* Required task: Repeat the records word for word, excluding any picture.

Items from a data source:
·····

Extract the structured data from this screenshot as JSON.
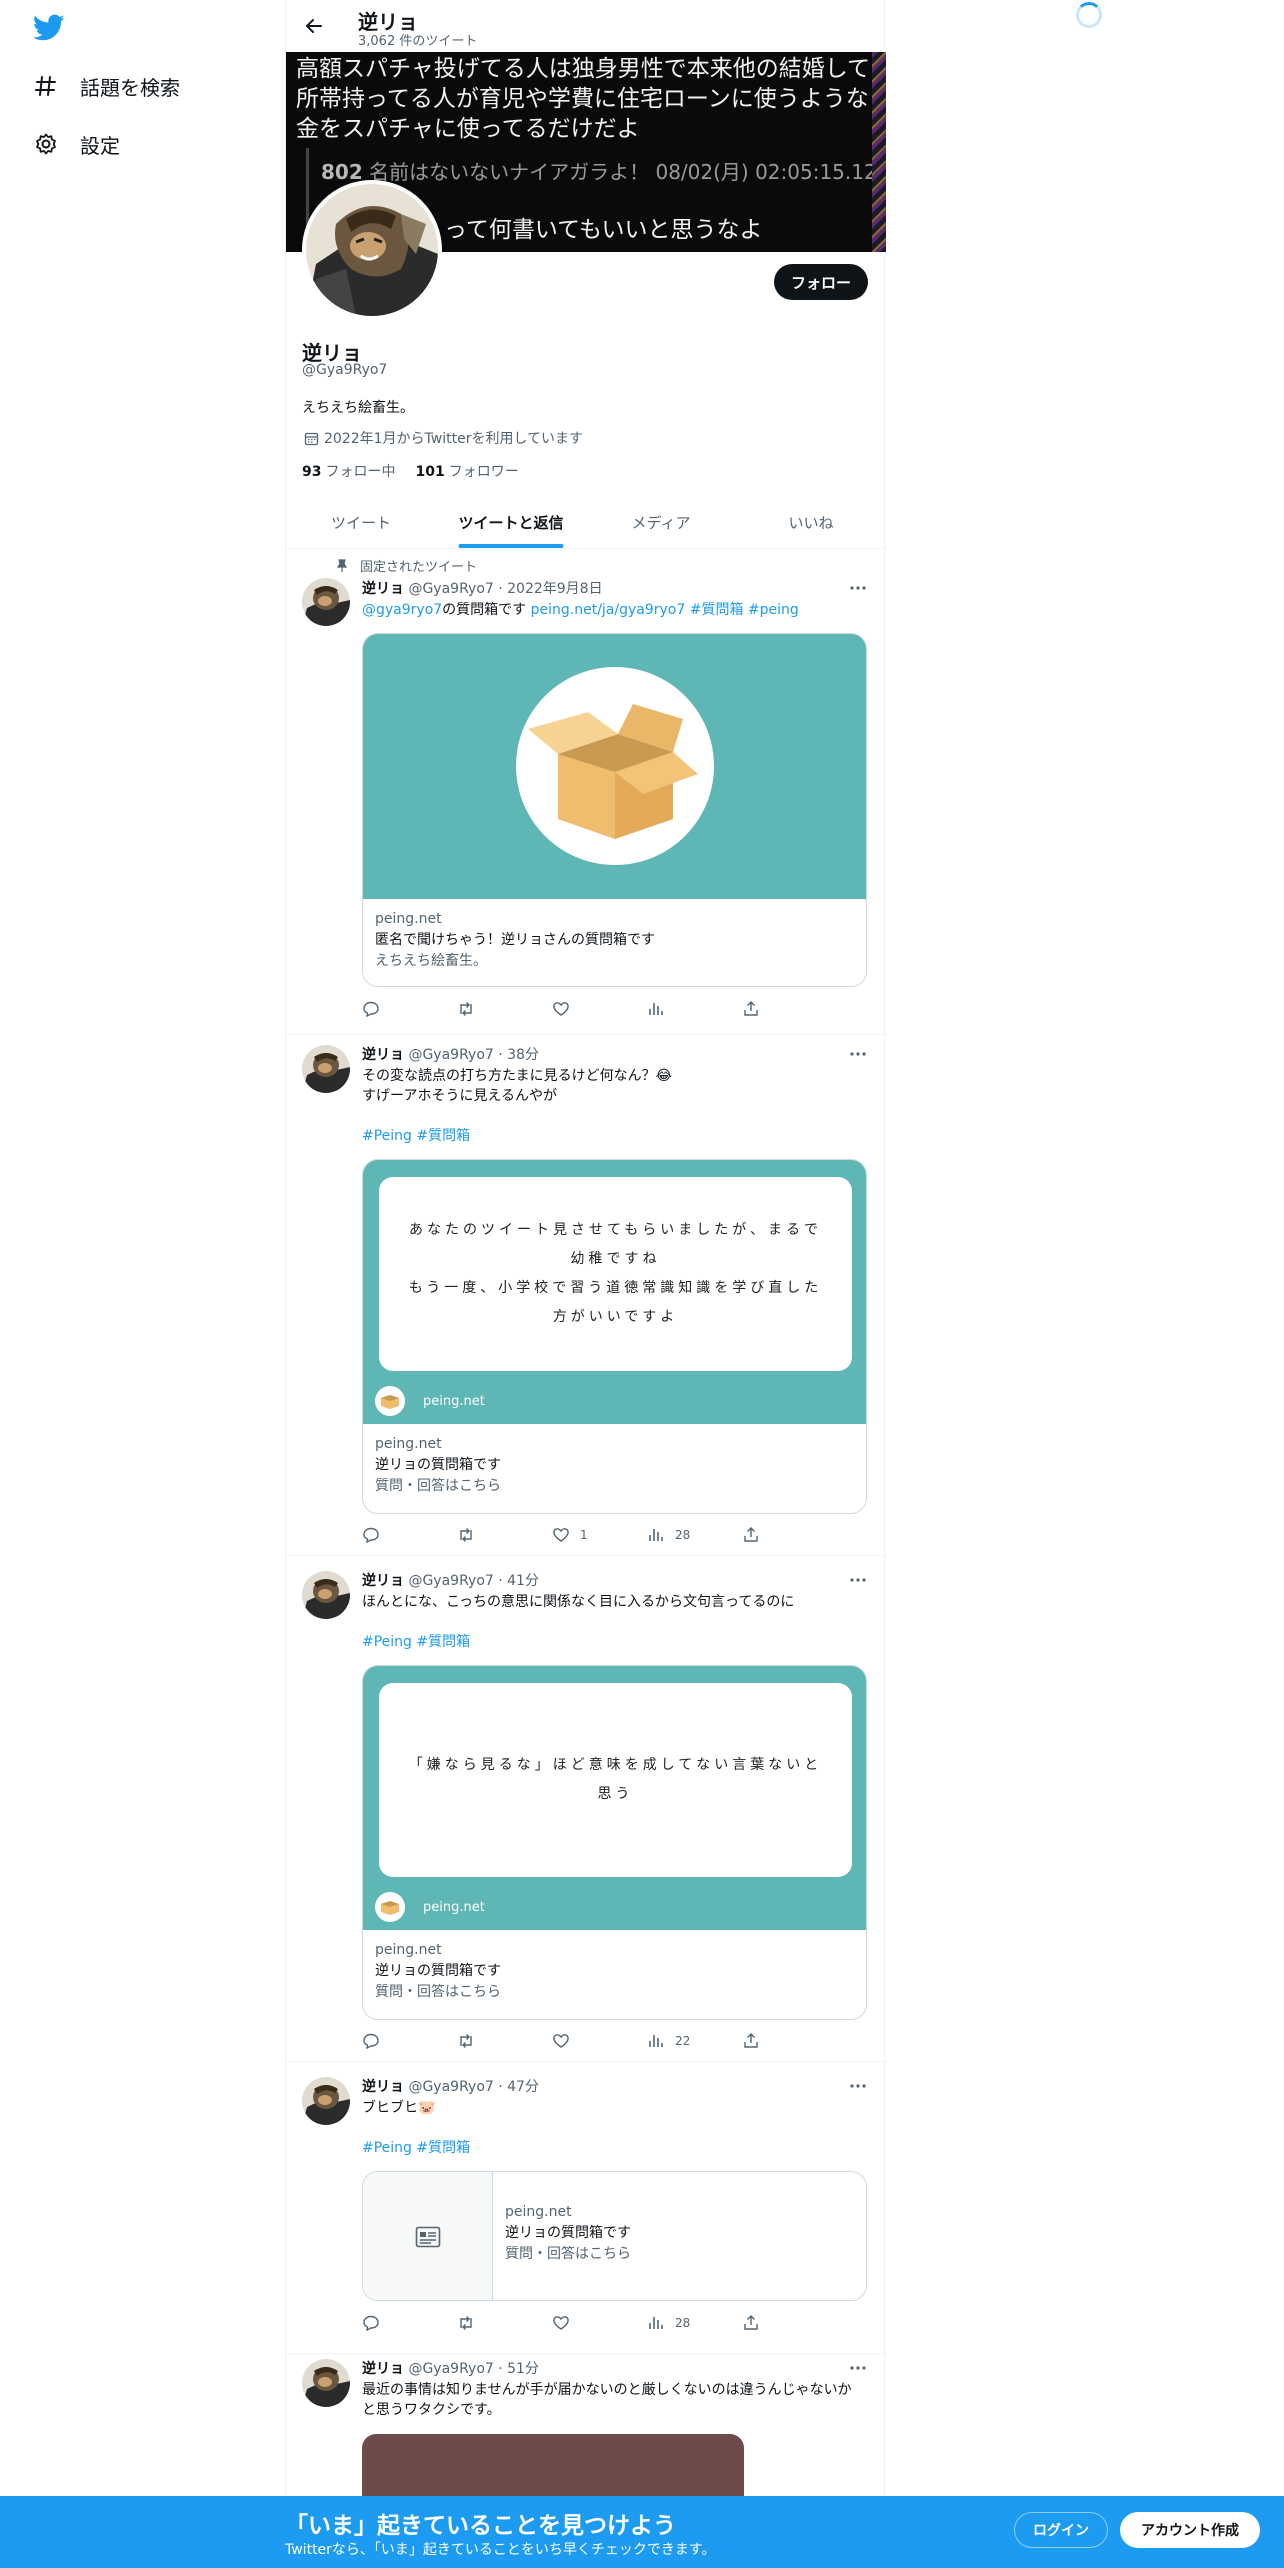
{
  "nav": {
    "logo": "twitter-bird-icon",
    "items": [
      {
        "icon": "hashtag-icon",
        "label": "話題を検索"
      },
      {
        "icon": "gear-icon",
        "label": "設定"
      }
    ]
  },
  "header": {
    "name": "逆リョ",
    "tweet_count": "3,062 件のツイート"
  },
  "banner": {
    "text": "高額スパチャ投げてる人は独身男性で本来他の結婚して所帯持ってる人が育児や学費に住宅ローンに使うような金をスパチャに使ってるだけだよ",
    "quote_no": "802",
    "quote_line": "名前はないないナイアガラよ！ 08/02(月) 02:05:15.12",
    "quote_text": "って何書いてもいいと思うなよ"
  },
  "profile": {
    "follow_label": "フォロー",
    "name": "逆リョ",
    "handle": "@Gya9Ryo7",
    "bio": "えちえち絵畜生。",
    "joined": "2022年1月からTwitterを利用しています",
    "following_count": "93",
    "following_label": "フォロー中",
    "followers_count": "101",
    "followers_label": "フォロワー"
  },
  "tabs": [
    {
      "label": "ツイート",
      "active": false
    },
    {
      "label": "ツイートと返信",
      "active": true
    },
    {
      "label": "メディア",
      "active": false
    },
    {
      "label": "いいね",
      "active": false
    }
  ],
  "pinned_label": "固定されたツイート",
  "tweets": [
    {
      "name": "逆リョ",
      "meta": "@Gya9Ryo7 · 2022年9月8日",
      "mention": "@gya9ryo7",
      "text_mid": "の質問箱です",
      "links": "peing.net/ja/gya9ryo7 #質問箱 #peing",
      "card": {
        "domain": "peing.net",
        "title": "匿名で聞けちゃう！逆リョさんの質問箱です",
        "desc": "えちえち絵畜生。"
      },
      "actions": {
        "reply": "",
        "retweet": "",
        "like": "",
        "views": ""
      }
    },
    {
      "name": "逆リョ",
      "meta": "@Gya9Ryo7 · 38分",
      "line1": "その変な読点の打ち方たまに見るけど何なん？😂",
      "line2": "すげーアホそうに見えるんやが",
      "tags": "#Peing #質問箱",
      "quote": "あなたのツイート見させてもらいましたが、まるで幼稚ですね\nもう一度、小学校で習う道徳常識知識を学び直した方がいいですよ",
      "quote_domain": "peing.net",
      "card": {
        "domain": "peing.net",
        "title": "逆リョの質問箱です",
        "desc": "質問・回答はこちら"
      },
      "actions": {
        "reply": "",
        "retweet": "",
        "like": "1",
        "views": "28"
      }
    },
    {
      "name": "逆リョ",
      "meta": "@Gya9Ryo7 · 41分",
      "line1": "ほんとにな、こっちの意思に関係なく目に入るから文句言ってるのに",
      "tags": "#Peing #質問箱",
      "quote": "「嫌なら見るな」ほど意味を成してない言葉ないと思う",
      "quote_domain": "peing.net",
      "card": {
        "domain": "peing.net",
        "title": "逆リョの質問箱です",
        "desc": "質問・回答はこちら"
      },
      "actions": {
        "reply": "",
        "retweet": "",
        "like": "",
        "views": "22"
      }
    },
    {
      "name": "逆リョ",
      "meta": "@Gya9Ryo7 · 47分",
      "line1": "ブヒブヒ🐷",
      "tags": "#Peing #質問箱",
      "card": {
        "domain": "peing.net",
        "title": "逆リョの質問箱です",
        "desc": "質問・回答はこちら"
      },
      "actions": {
        "reply": "",
        "retweet": "",
        "like": "",
        "views": "28"
      }
    },
    {
      "name": "逆リョ",
      "meta": "@Gya9Ryo7 · 51分",
      "line1": "最近の事情は知りませんが手が届かないのと厳しくないのは違うんじゃないかと思うワタクシです。"
    }
  ],
  "bottom": {
    "title": "「いま」起きていることを見つけよう",
    "subtitle": "Twitterなら、「いま」起きていることをいち早くチェックできます。",
    "login": "ログイン",
    "signup": "アカウント作成"
  }
}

·····

* Solution to this problem:
Extract the structured data from this screenshot as JSON.
{
  "nav": {
    "logo": "twitter-bird-icon",
    "items": [
      {
        "icon": "hashtag-icon",
        "label": "話題を検索"
      },
      {
        "icon": "gear-icon",
        "label": "設定"
      }
    ]
  },
  "header": {
    "name": "逆リョ",
    "tweet_count": "3,062 件のツイート"
  },
  "banner": {
    "text": "高額スパチャ投げてる人は独身男性で本来他の結婚して所帯持ってる人が育児や学費に住宅ローンに使うような金をスパチャに使ってるだけだよ",
    "quote_no": "802",
    "quote_line": "名前はないないナイアガラよ！ 08/02(月) 02:05:15.12",
    "quote_text": "って何書いてもいいと思うなよ"
  },
  "profile": {
    "follow_label": "フォロー",
    "name": "逆リョ",
    "handle": "@Gya9Ryo7",
    "bio": "えちえち絵畜生。",
    "joined": "2022年1月からTwitterを利用しています",
    "following_count": "93",
    "following_label": "フォロー中",
    "followers_count": "101",
    "followers_label": "フォロワー"
  },
  "tabs": [
    {
      "label": "ツイート",
      "active": false
    },
    {
      "label": "ツイートと返信",
      "active": true
    },
    {
      "label": "メディア",
      "active": false
    },
    {
      "label": "いいね",
      "active": false
    }
  ],
  "pinned_label": "固定されたツイート",
  "tweets": [
    {
      "name": "逆リョ",
      "meta": "@Gya9Ryo7 · 2022年9月8日",
      "mention": "@gya9ryo7",
      "text_mid": "の質問箱です",
      "links": "peing.net/ja/gya9ryo7 #質問箱 #peing",
      "card": {
        "domain": "peing.net",
        "title": "匿名で聞けちゃう！逆リョさんの質問箱です",
        "desc": "えちえち絵畜生。"
      },
      "actions": {
        "reply": "",
        "retweet": "",
        "like": "",
        "views": ""
      }
    },
    {
      "name": "逆リョ",
      "meta": "@Gya9Ryo7 · 38分",
      "line1": "その変な読点の打ち方たまに見るけど何なん？😂",
      "line2": "すげーアホそうに見えるんやが",
      "tags": "#Peing #質問箱",
      "quote": "あなたのツイート見させてもらいましたが、まるで幼稚ですね\nもう一度、小学校で習う道徳常識知識を学び直した方がいいですよ",
      "quote_domain": "peing.net",
      "card": {
        "domain": "peing.net",
        "title": "逆リョの質問箱です",
        "desc": "質問・回答はこちら"
      },
      "actions": {
        "reply": "",
        "retweet": "",
        "like": "1",
        "views": "28"
      }
    },
    {
      "name": "逆リョ",
      "meta": "@Gya9Ryo7 · 41分",
      "line1": "ほんとにな、こっちの意思に関係なく目に入るから文句言ってるのに",
      "tags": "#Peing #質問箱",
      "quote": "「嫌なら見るな」ほど意味を成してない言葉ないと思う",
      "quote_domain": "peing.net",
      "card": {
        "domain": "peing.net",
        "title": "逆リョの質問箱です",
        "desc": "質問・回答はこちら"
      },
      "actions": {
        "reply": "",
        "retweet": "",
        "like": "",
        "views": "22"
      }
    },
    {
      "name": "逆リョ",
      "meta": "@Gya9Ryo7 · 47分",
      "line1": "ブヒブヒ🐷",
      "tags": "#Peing #質問箱",
      "card": {
        "domain": "peing.net",
        "title": "逆リョの質問箱です",
        "desc": "質問・回答はこちら"
      },
      "actions": {
        "reply": "",
        "retweet": "",
        "like": "",
        "views": "28"
      }
    },
    {
      "name": "逆リョ",
      "meta": "@Gya9Ryo7 · 51分",
      "line1": "最近の事情は知りませんが手が届かないのと厳しくないのは違うんじゃないかと思うワタクシです。"
    }
  ],
  "bottom": {
    "title": "「いま」起きていることを見つけよう",
    "subtitle": "Twitterなら、「いま」起きていることをいち早くチェックできます。",
    "login": "ログイン",
    "signup": "アカウント作成"
  }
}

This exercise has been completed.